Passage given
See also Dato' Au Ba Chi & Ors v. Koh Keng Kheng & Ors [1988] 2 MLRH 803.

[51] Among the questions posed to the Federal Court in the case of Anthony See Teow Guan was, specifically, whether the principle at common law relating to legal professional privilege, namely 'once privileged, always privileged' is recognised under the Evidence Act. The answer to this question was provided by the Federal Court in the affirmative.

[52] In Anthony See Teow Guan the privileged document, a legal opinion, had in fact been published by the appellant to various persons. The legal opinion was nevertheless held inadmissible by reason of the legal professional privilege provided under s 126 of the EA. In fact, the legal opinion in question was handed to the respondents in that case, ie the plaintiffs, by the auditors of the company who had secured the legal opinion. In allowing the appeal, Nik Hashim FCJ explained where the Court of Appeal had erred:

"[20]... I agree with the appellant that the Court of Appeal, in taking the 'loss of confidentiality' approach to determine loss of privilege, had failed to recognise the common law maxim 'once privileged, always privileged' (see per Cockburn CJ in Bullock & Co v. Corry & Co [1878] 3 QBD 356 at p 358) as being embodied in ss 126-129 of the Act. This common law maxim has been endorsed and approved by the high authority of the House of Lords and Privy Council in the cases quoted earlier where the privilege was accepted as being absolute. The maxim has hitherto been followed in Malaysia as seen in the High Court case of Dato' Au Ba Chi & Ors v. Koh Keng Kheng & Ors [1988] 2 MLRH 803, which was adopted by the learned trial judge in the present case. Relying on the wording of s 126 of the Act, Eusoff Chin J (as he then was) in Dato' Au Ba's case held the maxim 'once privileged always privileged' applied. The court said at p 447:

Section 126 also says that the legal adviser shall not be permitted at any time to disclose professional communications. It is said that a communication once privileged is 'always privileged' (per Cockburn CJ in Bullock v. Corry & Co)."

Some records

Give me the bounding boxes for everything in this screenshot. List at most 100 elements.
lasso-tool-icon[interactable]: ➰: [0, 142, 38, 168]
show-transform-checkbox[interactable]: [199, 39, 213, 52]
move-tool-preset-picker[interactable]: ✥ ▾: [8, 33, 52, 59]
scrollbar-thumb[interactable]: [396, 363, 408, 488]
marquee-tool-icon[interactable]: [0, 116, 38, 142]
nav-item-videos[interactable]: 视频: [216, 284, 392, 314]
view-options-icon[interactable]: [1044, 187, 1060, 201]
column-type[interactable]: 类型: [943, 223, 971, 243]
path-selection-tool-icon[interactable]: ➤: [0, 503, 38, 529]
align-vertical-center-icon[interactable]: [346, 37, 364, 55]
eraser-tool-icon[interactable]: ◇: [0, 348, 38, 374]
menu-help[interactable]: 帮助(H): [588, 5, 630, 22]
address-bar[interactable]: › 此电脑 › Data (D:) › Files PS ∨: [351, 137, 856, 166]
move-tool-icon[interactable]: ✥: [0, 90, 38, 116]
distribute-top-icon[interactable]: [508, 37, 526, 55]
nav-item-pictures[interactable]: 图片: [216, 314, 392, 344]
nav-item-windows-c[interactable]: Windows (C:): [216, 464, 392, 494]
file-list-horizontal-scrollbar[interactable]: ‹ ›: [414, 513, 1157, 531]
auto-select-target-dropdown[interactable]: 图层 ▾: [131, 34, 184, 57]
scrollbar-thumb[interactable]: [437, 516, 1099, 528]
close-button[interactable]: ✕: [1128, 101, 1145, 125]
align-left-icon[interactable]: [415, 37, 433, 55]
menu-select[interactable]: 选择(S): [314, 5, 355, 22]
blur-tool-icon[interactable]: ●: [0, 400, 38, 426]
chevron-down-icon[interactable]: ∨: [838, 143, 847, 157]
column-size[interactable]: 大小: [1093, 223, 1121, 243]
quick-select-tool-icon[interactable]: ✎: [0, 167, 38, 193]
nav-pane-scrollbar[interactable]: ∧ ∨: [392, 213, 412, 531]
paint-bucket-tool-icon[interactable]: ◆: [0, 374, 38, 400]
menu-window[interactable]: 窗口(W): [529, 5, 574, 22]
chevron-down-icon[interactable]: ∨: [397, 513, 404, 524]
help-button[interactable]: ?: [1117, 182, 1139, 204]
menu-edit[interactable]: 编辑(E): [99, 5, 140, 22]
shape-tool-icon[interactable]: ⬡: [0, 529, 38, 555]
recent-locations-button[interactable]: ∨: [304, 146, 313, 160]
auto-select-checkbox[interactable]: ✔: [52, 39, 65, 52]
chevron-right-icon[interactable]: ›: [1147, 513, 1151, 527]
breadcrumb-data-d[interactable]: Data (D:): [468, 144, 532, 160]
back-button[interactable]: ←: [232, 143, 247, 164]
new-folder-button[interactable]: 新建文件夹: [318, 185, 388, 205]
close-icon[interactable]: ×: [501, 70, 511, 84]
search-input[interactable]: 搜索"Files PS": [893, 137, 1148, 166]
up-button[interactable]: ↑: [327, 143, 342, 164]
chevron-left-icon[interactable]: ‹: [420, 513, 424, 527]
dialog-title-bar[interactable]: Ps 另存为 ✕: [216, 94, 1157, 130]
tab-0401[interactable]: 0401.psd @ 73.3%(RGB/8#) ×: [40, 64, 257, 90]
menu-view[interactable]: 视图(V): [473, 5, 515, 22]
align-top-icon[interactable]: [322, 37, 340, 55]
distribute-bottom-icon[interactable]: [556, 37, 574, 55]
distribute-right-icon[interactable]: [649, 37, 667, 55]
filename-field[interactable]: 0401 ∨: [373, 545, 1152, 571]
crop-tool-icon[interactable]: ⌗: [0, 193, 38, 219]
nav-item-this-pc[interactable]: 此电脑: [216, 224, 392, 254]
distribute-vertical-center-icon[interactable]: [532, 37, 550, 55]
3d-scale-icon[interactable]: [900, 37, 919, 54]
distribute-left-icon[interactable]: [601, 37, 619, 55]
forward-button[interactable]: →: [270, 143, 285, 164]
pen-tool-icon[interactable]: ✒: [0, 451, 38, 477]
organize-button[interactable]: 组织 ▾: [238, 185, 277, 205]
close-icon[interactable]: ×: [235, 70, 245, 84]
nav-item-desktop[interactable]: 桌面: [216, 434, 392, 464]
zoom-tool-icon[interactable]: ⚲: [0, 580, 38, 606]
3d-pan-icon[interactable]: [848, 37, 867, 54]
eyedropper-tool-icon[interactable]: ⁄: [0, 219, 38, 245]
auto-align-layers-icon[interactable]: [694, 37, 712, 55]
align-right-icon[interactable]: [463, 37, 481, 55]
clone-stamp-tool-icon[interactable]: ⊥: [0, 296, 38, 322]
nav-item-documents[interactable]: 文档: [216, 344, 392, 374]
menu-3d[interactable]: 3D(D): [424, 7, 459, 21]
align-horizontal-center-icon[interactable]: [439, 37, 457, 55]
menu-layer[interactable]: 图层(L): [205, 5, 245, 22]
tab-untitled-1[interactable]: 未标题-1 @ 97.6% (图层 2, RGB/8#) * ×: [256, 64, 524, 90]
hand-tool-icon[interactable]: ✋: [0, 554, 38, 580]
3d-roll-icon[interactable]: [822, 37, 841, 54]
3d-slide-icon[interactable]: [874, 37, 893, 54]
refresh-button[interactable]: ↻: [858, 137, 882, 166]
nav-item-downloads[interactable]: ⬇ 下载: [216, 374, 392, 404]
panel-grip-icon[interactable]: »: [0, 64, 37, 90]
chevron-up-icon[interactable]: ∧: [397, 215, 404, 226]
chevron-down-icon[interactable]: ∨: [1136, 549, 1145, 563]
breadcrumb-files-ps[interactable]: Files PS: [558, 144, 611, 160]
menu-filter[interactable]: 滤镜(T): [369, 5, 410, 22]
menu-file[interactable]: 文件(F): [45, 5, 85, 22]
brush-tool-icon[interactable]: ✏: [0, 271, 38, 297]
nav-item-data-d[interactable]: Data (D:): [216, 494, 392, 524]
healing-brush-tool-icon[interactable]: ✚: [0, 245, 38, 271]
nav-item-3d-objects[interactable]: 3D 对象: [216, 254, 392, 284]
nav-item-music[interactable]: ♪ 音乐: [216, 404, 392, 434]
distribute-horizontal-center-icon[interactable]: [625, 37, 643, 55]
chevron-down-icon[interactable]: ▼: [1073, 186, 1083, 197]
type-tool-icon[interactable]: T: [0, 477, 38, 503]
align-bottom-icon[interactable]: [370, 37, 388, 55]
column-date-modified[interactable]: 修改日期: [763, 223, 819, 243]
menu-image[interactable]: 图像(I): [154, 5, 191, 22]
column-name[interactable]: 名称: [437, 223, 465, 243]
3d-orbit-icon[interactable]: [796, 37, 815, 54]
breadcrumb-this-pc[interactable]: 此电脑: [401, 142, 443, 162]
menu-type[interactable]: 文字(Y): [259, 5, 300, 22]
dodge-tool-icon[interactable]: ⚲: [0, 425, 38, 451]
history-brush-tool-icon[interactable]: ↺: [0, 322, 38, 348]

To do
A: In the passage on legal professional privilege, under which section of the Evidence Act was the legal opinion in Anthony See Teow Guan held inadmissible?
B: Using the passage on legal professional privilege, explain why Nik Hashim FCJ found that the Court of Appeal had erred.
C: Translate this sentence from the passage on legal professional privilege into Spanish: "The answer to this question was provided by the Federal Court in the affirmative."

Replies
A: Section 126 of the Evidence Act.

B: By using a "loss of confidentiality" approach to decide whether privilege was lost, the Court of Appeal failed to recognise the common law maxim "once privileged, always privileged." That maxim is embodied in ss 126-129 of the Act.

C: La respuesta a esta cuestión fue dada por el Tribunal Federal en sentido afirmativo.